[Excerpt from a dataset]

+ + +

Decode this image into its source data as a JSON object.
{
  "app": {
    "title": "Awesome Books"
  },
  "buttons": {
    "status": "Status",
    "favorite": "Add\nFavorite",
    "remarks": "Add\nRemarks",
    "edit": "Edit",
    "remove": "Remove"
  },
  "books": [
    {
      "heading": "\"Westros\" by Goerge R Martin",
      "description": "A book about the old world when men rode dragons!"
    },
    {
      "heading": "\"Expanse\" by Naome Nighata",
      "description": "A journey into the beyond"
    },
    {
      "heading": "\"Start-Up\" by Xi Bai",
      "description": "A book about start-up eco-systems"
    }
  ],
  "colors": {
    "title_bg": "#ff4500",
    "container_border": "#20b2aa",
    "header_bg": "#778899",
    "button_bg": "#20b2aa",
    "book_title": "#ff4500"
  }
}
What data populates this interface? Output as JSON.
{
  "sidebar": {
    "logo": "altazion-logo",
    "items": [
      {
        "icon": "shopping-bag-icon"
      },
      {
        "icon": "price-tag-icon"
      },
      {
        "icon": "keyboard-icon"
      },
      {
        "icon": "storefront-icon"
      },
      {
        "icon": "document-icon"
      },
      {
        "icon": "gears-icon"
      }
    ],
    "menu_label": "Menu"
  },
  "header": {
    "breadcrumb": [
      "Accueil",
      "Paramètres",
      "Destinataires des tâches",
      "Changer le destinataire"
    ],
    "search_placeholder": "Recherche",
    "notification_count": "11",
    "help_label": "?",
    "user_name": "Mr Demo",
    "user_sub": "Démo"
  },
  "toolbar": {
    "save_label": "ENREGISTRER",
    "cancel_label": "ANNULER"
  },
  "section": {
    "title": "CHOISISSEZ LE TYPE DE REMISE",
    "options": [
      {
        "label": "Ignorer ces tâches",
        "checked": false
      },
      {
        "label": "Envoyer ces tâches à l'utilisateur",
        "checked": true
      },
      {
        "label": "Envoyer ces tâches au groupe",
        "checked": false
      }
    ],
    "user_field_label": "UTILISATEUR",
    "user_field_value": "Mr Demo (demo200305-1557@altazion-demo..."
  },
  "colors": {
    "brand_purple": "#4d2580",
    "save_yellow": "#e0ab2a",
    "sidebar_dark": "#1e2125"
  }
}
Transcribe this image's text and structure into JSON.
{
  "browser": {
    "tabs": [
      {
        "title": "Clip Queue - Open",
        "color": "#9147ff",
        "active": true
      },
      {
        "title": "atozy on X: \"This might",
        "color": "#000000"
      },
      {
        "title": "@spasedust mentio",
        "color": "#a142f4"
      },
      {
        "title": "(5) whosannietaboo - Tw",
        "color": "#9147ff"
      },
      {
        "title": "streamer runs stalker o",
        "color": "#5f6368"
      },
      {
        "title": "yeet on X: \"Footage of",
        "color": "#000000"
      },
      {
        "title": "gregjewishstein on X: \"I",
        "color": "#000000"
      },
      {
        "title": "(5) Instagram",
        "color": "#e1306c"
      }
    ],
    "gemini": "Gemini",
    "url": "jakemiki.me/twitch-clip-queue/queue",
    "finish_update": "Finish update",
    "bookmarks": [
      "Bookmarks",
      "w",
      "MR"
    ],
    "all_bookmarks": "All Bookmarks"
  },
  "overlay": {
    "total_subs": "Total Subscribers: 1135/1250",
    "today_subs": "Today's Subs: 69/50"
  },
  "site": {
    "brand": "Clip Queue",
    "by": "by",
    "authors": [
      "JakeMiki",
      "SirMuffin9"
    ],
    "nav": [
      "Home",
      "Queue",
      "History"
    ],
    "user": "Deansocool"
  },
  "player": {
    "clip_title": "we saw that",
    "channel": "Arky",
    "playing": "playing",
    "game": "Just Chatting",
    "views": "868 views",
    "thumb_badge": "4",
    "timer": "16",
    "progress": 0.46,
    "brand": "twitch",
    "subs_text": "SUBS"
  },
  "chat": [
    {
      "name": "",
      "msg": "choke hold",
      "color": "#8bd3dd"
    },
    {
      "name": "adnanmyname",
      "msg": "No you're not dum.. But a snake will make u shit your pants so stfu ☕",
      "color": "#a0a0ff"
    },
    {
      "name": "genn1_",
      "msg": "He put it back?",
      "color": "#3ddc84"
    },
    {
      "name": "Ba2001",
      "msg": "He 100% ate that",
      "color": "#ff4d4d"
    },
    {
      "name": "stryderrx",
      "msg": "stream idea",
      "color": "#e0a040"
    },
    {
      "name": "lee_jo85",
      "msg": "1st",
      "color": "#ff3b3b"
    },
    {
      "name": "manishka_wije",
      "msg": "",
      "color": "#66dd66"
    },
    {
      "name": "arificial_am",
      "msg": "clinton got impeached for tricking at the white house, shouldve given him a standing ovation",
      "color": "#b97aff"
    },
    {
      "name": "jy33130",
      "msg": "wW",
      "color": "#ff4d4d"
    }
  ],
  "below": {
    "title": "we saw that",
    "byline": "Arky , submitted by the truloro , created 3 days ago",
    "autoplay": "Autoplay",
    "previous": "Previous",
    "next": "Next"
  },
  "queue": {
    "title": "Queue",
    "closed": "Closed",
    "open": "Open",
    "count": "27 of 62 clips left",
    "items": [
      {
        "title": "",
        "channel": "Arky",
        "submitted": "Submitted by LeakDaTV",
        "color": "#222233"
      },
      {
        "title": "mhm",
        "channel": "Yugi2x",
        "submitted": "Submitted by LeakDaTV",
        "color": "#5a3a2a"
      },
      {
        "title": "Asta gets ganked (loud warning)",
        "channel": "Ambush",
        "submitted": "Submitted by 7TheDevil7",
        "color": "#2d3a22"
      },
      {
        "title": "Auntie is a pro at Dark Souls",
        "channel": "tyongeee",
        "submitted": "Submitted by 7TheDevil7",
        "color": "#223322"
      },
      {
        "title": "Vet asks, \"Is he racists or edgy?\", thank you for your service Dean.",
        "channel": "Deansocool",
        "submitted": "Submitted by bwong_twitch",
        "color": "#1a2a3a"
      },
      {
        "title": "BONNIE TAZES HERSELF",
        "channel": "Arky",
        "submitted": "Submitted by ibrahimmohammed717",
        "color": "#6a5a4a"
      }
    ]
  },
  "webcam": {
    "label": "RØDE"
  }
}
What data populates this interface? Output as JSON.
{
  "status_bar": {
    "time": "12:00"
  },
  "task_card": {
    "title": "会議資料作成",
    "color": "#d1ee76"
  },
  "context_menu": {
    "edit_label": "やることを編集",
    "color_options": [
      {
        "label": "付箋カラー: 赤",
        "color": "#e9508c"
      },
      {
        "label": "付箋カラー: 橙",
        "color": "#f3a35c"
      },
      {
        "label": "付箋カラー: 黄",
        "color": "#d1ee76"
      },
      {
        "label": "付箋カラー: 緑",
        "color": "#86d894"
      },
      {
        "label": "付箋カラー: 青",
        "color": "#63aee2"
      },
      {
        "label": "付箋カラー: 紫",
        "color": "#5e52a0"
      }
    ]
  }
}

+ + +

#### TO BE DONE
Look through the data above. Copy every line with the string "Envoyer" in it.

#### RESULT FOR THIS EXERCISE
        "label": "Envoyer ces tâches à l'utilisateur",
        "label": "Envoyer ces tâches au groupe",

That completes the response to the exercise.